→ **Task data**
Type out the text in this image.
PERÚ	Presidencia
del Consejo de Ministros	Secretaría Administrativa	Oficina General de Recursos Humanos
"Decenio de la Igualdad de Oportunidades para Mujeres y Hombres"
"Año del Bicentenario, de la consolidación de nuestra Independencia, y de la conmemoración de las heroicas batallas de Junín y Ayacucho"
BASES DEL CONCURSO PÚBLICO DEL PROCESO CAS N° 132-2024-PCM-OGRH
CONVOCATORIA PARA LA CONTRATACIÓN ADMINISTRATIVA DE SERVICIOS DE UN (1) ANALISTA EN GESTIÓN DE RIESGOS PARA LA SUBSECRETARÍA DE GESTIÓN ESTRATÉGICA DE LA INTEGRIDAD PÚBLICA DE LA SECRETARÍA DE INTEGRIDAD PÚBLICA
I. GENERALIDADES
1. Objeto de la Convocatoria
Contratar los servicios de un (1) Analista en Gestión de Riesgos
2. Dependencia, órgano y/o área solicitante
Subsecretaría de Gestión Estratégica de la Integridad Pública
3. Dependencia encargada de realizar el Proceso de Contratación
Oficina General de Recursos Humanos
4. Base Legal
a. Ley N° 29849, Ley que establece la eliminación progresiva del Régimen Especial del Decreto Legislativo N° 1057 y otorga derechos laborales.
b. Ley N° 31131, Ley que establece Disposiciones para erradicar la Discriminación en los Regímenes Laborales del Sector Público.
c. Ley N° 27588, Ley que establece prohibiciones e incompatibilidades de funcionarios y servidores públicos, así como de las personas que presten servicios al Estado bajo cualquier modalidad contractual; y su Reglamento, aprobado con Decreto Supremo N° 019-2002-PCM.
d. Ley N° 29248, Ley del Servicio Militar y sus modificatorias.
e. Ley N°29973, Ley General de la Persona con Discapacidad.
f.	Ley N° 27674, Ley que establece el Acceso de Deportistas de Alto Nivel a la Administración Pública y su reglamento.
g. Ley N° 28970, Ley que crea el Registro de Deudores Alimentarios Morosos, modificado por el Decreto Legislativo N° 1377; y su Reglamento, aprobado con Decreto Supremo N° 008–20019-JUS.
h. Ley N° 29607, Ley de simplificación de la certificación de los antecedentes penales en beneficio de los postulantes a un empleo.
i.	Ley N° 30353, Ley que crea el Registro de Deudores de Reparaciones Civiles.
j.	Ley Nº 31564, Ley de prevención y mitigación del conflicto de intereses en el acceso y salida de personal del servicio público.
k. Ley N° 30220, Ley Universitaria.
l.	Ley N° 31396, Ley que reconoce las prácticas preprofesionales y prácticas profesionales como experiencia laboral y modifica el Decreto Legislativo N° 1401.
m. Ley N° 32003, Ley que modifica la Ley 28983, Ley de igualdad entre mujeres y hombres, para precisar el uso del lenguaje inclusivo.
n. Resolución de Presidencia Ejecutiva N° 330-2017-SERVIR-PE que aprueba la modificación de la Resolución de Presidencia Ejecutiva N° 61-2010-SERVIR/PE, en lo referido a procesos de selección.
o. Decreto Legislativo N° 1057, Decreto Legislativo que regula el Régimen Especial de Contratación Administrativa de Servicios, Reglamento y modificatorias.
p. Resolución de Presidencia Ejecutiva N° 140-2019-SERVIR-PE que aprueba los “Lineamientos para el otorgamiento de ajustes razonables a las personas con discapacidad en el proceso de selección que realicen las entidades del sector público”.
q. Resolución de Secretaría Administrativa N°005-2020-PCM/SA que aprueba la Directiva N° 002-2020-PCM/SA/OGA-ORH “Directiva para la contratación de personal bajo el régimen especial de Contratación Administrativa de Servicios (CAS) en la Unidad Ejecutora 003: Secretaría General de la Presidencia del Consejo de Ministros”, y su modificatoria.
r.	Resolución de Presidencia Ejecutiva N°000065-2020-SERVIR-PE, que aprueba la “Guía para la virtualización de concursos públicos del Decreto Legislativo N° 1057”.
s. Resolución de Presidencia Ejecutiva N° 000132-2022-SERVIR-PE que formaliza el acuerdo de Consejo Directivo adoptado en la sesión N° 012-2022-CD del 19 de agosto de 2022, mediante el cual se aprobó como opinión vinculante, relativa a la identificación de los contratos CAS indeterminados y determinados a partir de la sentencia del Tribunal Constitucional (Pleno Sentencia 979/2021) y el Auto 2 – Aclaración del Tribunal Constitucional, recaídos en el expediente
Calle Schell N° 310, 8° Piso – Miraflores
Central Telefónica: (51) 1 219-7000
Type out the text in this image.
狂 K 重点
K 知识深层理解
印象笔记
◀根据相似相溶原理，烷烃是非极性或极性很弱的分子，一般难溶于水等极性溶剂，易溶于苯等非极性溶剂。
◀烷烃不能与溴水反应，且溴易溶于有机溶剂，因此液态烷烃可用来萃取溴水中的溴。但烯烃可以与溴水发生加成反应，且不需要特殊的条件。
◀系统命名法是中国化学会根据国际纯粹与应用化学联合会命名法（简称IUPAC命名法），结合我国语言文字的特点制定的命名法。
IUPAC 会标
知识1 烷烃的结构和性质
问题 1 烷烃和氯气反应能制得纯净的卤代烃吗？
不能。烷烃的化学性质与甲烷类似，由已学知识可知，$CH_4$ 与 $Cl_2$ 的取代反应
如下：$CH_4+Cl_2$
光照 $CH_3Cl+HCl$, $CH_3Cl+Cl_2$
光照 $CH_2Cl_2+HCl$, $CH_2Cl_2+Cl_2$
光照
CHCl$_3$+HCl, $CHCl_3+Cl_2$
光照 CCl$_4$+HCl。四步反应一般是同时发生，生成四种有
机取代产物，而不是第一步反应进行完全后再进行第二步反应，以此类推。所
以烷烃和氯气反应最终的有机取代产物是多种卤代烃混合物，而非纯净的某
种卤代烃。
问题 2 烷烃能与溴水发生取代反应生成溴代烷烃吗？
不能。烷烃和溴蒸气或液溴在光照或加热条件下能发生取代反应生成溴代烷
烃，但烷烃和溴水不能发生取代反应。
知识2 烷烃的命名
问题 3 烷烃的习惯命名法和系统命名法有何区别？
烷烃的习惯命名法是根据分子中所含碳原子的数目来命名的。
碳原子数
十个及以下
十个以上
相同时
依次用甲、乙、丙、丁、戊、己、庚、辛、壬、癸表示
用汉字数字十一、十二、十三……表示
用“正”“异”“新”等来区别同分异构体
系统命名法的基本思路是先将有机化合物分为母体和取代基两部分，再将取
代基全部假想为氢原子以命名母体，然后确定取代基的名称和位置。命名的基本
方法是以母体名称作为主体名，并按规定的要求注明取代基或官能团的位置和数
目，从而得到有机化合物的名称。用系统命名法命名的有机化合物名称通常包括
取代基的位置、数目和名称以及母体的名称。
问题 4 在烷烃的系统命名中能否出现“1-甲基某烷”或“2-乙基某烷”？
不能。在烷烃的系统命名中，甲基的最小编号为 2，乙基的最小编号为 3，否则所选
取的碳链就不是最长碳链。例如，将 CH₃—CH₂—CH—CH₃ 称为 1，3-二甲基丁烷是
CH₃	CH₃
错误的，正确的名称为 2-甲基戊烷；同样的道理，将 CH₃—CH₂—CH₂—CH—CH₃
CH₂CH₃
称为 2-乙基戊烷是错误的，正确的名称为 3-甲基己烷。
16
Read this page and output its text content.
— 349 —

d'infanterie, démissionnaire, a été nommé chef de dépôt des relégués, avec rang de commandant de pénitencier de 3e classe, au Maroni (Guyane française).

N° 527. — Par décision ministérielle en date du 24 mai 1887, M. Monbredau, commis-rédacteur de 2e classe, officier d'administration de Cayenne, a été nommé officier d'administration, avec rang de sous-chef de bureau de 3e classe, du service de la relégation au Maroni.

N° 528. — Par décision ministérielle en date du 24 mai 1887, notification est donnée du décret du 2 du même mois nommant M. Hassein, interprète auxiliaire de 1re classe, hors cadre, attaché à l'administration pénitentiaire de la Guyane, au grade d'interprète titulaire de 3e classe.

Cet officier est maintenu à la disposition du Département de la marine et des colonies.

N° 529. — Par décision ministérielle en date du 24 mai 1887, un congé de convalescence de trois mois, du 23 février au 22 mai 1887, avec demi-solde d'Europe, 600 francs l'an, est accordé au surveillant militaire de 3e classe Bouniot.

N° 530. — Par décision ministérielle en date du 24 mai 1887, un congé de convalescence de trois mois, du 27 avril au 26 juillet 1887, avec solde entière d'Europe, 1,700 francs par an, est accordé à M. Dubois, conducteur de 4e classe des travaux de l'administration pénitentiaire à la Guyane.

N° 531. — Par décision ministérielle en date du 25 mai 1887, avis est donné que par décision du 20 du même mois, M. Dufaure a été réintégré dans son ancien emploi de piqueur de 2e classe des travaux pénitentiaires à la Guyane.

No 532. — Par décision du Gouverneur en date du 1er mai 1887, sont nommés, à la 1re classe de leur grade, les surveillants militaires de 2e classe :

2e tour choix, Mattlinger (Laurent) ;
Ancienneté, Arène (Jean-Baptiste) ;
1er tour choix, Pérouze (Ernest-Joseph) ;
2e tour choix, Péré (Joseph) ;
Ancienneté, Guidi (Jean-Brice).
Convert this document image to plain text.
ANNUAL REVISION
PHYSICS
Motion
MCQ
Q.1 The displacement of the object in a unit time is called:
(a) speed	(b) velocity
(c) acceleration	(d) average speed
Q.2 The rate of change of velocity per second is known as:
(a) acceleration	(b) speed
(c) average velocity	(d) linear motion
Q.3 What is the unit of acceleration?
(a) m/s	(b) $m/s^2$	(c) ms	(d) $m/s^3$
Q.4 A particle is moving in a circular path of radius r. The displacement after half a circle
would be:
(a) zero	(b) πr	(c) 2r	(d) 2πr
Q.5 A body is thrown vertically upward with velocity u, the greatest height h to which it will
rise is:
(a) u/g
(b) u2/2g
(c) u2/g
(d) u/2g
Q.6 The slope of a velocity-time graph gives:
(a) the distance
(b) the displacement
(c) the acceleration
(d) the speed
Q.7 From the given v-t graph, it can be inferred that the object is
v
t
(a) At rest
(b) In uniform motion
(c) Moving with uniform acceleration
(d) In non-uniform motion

→ **What you need to do**
Identify every line where the string "text" appears.

→ **Worked solution**
Type out the text in this image.
Type out the text in this image.
Read this page and output its text content.
Convert this document image to plain text.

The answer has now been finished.